# Written instruction
Find every line below that contains the word "time" and copy it out.
☆ ☆ ☆
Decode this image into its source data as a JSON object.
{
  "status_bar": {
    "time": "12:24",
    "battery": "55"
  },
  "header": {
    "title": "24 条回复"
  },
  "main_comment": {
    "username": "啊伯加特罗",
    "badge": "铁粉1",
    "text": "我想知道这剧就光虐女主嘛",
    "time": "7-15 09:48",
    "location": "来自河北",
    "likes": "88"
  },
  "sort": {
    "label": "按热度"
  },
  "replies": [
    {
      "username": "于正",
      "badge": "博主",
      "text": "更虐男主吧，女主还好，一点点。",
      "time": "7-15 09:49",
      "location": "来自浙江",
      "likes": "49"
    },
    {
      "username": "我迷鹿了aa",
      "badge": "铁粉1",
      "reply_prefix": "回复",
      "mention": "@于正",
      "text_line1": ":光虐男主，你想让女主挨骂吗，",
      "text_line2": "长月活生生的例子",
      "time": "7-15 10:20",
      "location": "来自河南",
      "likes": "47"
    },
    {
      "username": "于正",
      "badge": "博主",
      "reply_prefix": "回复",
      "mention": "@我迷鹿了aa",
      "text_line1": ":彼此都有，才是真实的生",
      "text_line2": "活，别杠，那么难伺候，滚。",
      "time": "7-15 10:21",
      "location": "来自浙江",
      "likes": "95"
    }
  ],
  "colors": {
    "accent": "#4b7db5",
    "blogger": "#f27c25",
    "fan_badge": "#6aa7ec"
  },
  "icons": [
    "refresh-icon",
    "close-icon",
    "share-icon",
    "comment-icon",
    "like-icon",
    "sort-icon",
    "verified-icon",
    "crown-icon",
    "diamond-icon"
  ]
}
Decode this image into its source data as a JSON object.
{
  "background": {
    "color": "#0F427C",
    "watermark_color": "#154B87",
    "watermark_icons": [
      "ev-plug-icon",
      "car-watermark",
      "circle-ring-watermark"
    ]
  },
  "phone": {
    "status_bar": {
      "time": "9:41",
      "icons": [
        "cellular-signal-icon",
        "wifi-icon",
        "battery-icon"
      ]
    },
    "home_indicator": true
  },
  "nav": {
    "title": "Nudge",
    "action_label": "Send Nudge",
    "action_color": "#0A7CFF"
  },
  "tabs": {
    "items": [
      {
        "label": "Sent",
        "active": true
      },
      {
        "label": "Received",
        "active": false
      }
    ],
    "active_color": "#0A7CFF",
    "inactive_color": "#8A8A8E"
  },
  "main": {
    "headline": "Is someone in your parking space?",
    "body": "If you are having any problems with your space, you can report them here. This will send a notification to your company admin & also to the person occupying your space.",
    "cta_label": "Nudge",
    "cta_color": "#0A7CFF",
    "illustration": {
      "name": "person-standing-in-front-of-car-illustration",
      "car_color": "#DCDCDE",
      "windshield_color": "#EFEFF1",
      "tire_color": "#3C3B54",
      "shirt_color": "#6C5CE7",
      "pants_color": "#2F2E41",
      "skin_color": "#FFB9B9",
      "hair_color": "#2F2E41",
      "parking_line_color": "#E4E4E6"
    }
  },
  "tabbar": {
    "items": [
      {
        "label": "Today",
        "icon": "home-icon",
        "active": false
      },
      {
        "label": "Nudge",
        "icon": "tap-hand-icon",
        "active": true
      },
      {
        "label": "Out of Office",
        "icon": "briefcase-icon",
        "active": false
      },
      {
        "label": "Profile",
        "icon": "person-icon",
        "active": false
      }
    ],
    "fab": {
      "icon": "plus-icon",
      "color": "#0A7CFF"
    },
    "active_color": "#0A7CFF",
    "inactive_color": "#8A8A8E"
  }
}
☆ ☆ ☆
# Solution for this problem
    "time": "12:24",
    "time": "7-15 09:48",
      "time": "7-15 09:49",
      "time": "7-15 10:20",
      "time": "7-15 10:21",
      "time": "9:41",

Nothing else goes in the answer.